WHAT YOU HAVE TO DO: From the listing that follows, extract every line and set it down unaltered.

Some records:
□ □ □ □ □

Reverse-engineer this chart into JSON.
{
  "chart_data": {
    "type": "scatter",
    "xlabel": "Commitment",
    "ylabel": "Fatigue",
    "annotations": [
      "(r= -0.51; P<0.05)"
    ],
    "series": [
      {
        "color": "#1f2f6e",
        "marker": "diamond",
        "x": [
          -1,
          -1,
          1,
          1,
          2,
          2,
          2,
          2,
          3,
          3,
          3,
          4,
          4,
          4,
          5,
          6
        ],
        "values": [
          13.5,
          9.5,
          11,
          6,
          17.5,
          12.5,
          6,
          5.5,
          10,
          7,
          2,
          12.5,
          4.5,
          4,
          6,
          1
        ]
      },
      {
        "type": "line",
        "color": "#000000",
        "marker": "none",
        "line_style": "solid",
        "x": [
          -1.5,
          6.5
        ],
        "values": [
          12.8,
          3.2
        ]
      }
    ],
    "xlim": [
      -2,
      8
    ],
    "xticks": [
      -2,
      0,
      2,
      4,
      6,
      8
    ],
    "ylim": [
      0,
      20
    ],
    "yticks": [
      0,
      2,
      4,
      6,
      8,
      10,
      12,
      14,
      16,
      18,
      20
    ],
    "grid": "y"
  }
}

□ □ □ □ □

REPLY TO THE EXERCISE:
Reverse-engineer this chart into JSON.
{
  "chart_data": {
    "type": "scatter",
    "xlabel": "Commitment",
    "ylabel": "Fatigue",
    "annotations": [
      "(r= -0.51; P<0.05)"
    ],
    "series": [
      {
        "color": "#1f2f6e",
        "marker": "diamond",
        "x": [
          -1,
          -1,
          1,
          1,
          2,
          2,
          2,
          2,
          3,
          3,
          3,
          4,
          4,
          4,
          5,
          6
        ],
        "values": [
          13.5,
          9.5,
          11,
          6,
          17.5,
          12.5,
          6,
          5.5,
          10,
          7,
          2,
          12.5,
          4.5,
          4,
          6,
          1
        ]
      },
      {
        "type": "line",
        "color": "#000000",
        "marker": "none",
        "line_style": "solid",
        "x": [
          -1.5,
          6.5
        ],
        "values": [
          12.8,
          3.2
        ]
      }
    ],
    "xlim": [
      -2,
      8
    ],
    "xticks": [
      -2,
      0,
      2,
      4,
      6,
      8
    ],
    "ylim": [
      0,
      20
    ],
    "yticks": [
      0,
      2,
      4,
      6,
      8,
      10,
      12,
      14,
      16,
      18,
      20
    ],
    "grid": "y"
  }
}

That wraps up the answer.